**WORK INSTRUCTIONS:**
Without the images, write out all of the following entries exactly.

···

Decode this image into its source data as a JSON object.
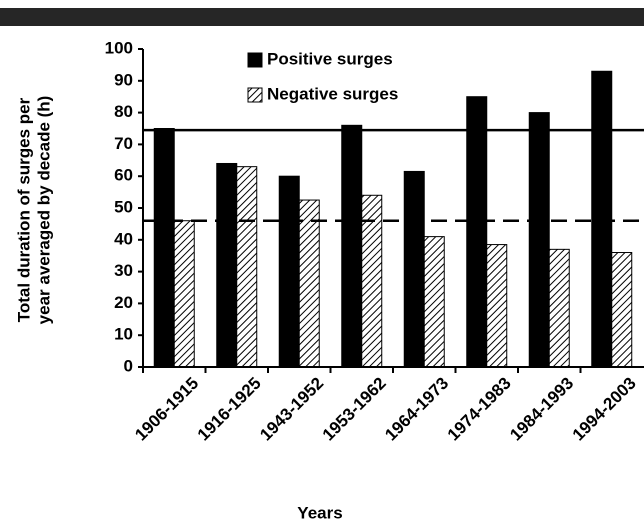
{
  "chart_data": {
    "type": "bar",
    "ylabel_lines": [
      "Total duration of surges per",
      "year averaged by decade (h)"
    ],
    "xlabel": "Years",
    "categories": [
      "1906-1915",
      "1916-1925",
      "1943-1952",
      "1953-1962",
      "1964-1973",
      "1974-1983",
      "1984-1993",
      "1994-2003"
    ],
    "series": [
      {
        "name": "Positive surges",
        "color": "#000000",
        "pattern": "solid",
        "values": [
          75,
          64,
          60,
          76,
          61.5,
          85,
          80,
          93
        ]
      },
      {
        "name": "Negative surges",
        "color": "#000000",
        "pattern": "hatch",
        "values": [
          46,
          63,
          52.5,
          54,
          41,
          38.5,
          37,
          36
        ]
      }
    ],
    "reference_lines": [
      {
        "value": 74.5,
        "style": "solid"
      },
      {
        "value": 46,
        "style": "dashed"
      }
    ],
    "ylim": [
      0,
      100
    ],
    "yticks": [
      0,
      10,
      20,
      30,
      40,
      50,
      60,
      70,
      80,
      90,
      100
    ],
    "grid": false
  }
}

···

**THE RESULT:**
Decode this image into its source data as a JSON object.
{
  "chart_data": {
    "type": "bar",
    "ylabel_lines": [
      "Total duration of surges per",
      "year averaged by decade (h)"
    ],
    "xlabel": "Years",
    "categories": [
      "1906-1915",
      "1916-1925",
      "1943-1952",
      "1953-1962",
      "1964-1973",
      "1974-1983",
      "1984-1993",
      "1994-2003"
    ],
    "series": [
      {
        "name": "Positive surges",
        "color": "#000000",
        "pattern": "solid",
        "values": [
          75,
          64,
          60,
          76,
          61.5,
          85,
          80,
          93
        ]
      },
      {
        "name": "Negative surges",
        "color": "#000000",
        "pattern": "hatch",
        "values": [
          46,
          63,
          52.5,
          54,
          41,
          38.5,
          37,
          36
        ]
      }
    ],
    "reference_lines": [
      {
        "value": 74.5,
        "style": "solid"
      },
      {
        "value": 46,
        "style": "dashed"
      }
    ],
    "ylim": [
      0,
      100
    ],
    "yticks": [
      0,
      10,
      20,
      30,
      40,
      50,
      60,
      70,
      80,
      90,
      100
    ],
    "grid": false
  }
}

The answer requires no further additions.